Source records:
#####
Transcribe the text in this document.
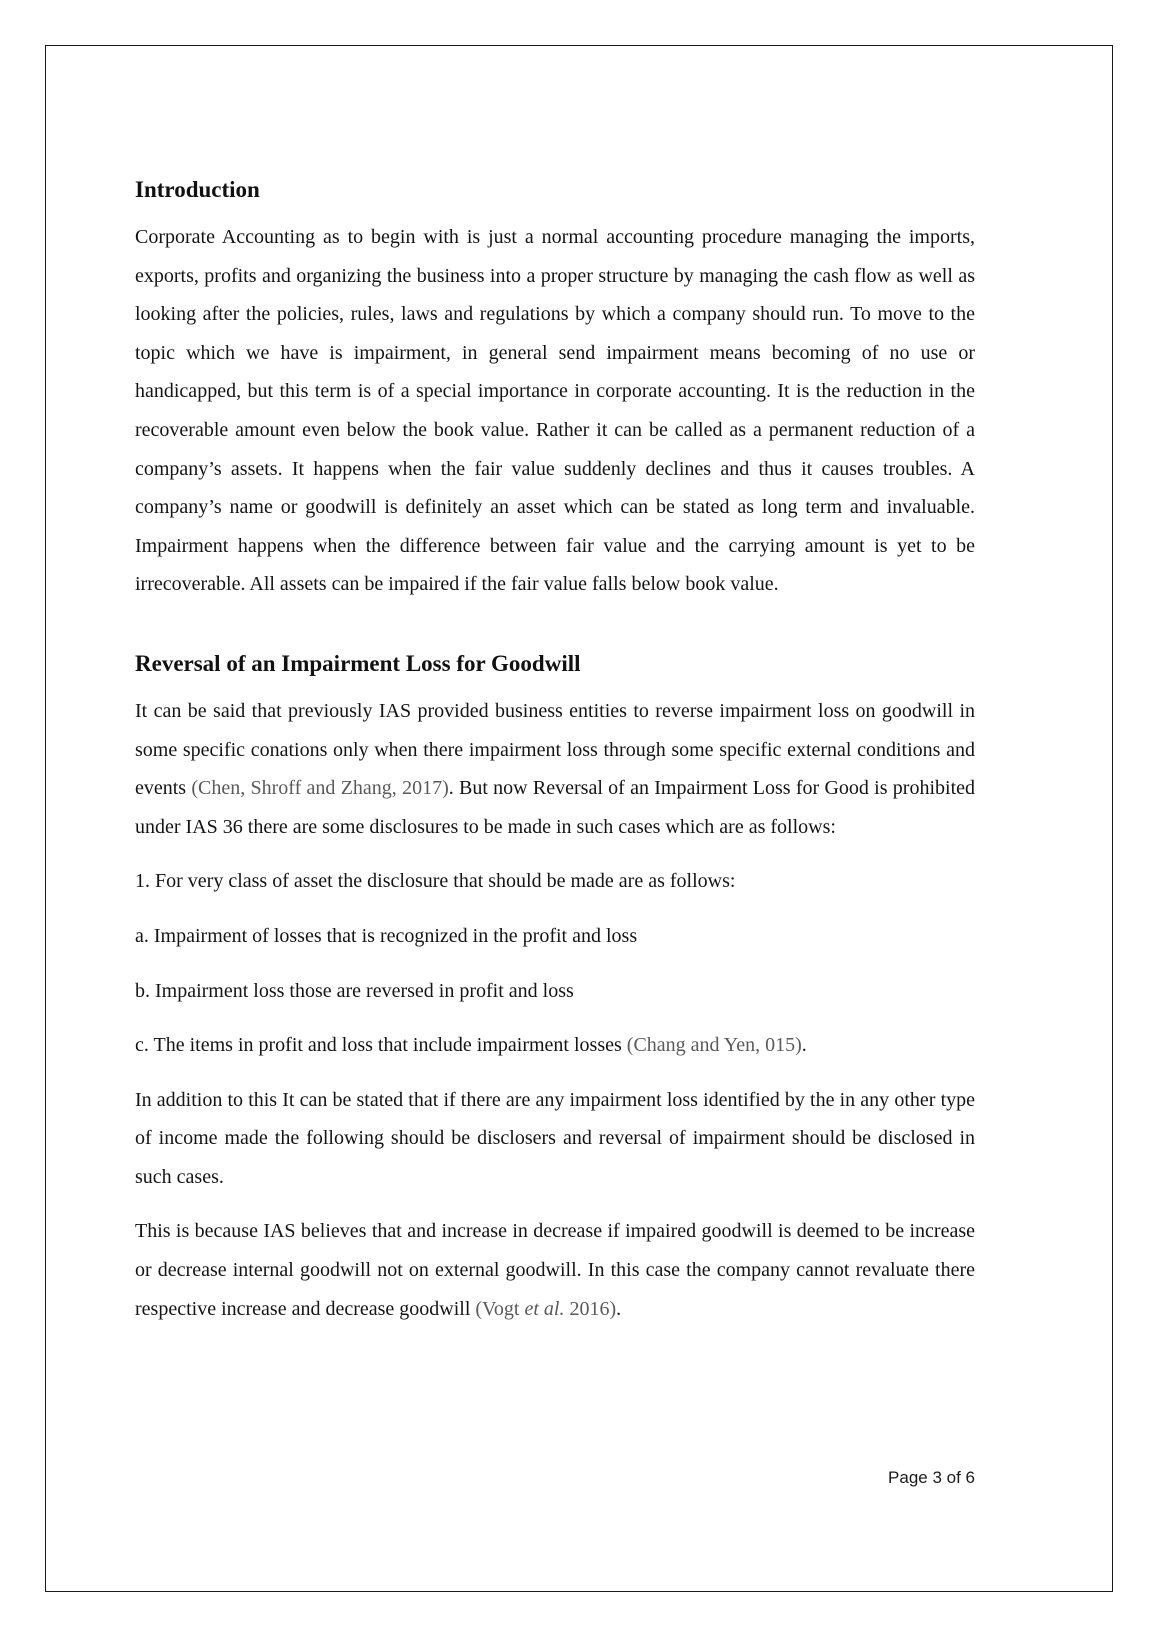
Introduction

Corporate Accounting as to begin with is just a normal accounting procedure managing the imports, exports, profits and organizing the business into a proper structure by managing the cash flow as well as looking after the policies, rules, laws and regulations by which a company should run. To move to the topic which we have is impairment, in general send impairment means becoming of no use or handicapped, but this term is of a special importance in corporate accounting. It is the reduction in the recoverable amount even below the book value. Rather it can be called as a permanent reduction of a company’s assets. It happens when the fair value suddenly declines and thus it causes troubles. A company’s name or goodwill is definitely an asset which can be stated as long term and invaluable. Impairment happens when the difference between fair value and the carrying amount is yet to be irrecoverable. All assets can be impaired if the fair value falls below book value.

Reversal of an Impairment Loss for Goodwill

It can be said that previously IAS provided business entities to reverse impairment loss on goodwill in some specific conations only when there impairment loss through some specific external conditions and events (Chen, Shroff and Zhang, 2017). But now Reversal of an Impairment Loss for Good is prohibited under IAS 36 there are some disclosures to be made in such cases which are as follows:

1. For very class of asset the disclosure that should be made are as follows:

a. Impairment of losses that is recognized in the profit and loss

b. Impairment loss those are reversed in profit and loss

c. The items in profit and loss that include impairment losses (Chang and Yen, 015).

In addition to this It can be stated that if there are any impairment loss identified by the in any other type of income made the following should be disclosers and reversal of impairment should be disclosed in such cases.

This is because IAS believes that and increase in decrease if impaired goodwill is deemed to be increase or decrease internal goodwill not on external goodwill. In this case the company cannot revaluate there respective increase and decrease goodwill (Vogt et al. 2016).

Page 3 of 6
#####
Copy the material shown above in full and exactly. Skip the pictures.

Transcribe the text in this document.
Introduction

Corporate Accounting as to begin with is just a normal accounting procedure managing the imports, exports, profits and organizing the business into a proper structure by managing the cash flow as well as looking after the policies, rules, laws and regulations by which a company should run. To move to the topic which we have is impairment, in general send impairment means becoming of no use or handicapped, but this term is of a special importance in corporate accounting. It is the reduction in the recoverable amount even below the book value. Rather it can be called as a permanent reduction of a company’s assets. It happens when the fair value suddenly declines and thus it causes troubles. A company’s name or goodwill is definitely an asset which can be stated as long term and invaluable. Impairment happens when the difference between fair value and the carrying amount is yet to be irrecoverable. All assets can be impaired if the fair value falls below book value.

Reversal of an Impairment Loss for Goodwill

It can be said that previously IAS provided business entities to reverse impairment loss on goodwill in some specific conations only when there impairment loss through some specific external conditions and events (Chen, Shroff and Zhang, 2017). But now Reversal of an Impairment Loss for Good is prohibited under IAS 36 there are some disclosures to be made in such cases which are as follows:

1. For very class of asset the disclosure that should be made are as follows:

a. Impairment of losses that is recognized in the profit and loss

b. Impairment loss those are reversed in profit and loss

c. The items in profit and loss that include impairment losses (Chang and Yen, 015).

In addition to this It can be stated that if there are any impairment loss identified by the in any other type of income made the following should be disclosers and reversal of impairment should be disclosed in such cases.

This is because IAS believes that and increase in decrease if impaired goodwill is deemed to be increase or decrease internal goodwill not on external goodwill. In this case the company cannot revaluate there respective increase and decrease goodwill (Vogt et al. 2016).

Page 3 of 6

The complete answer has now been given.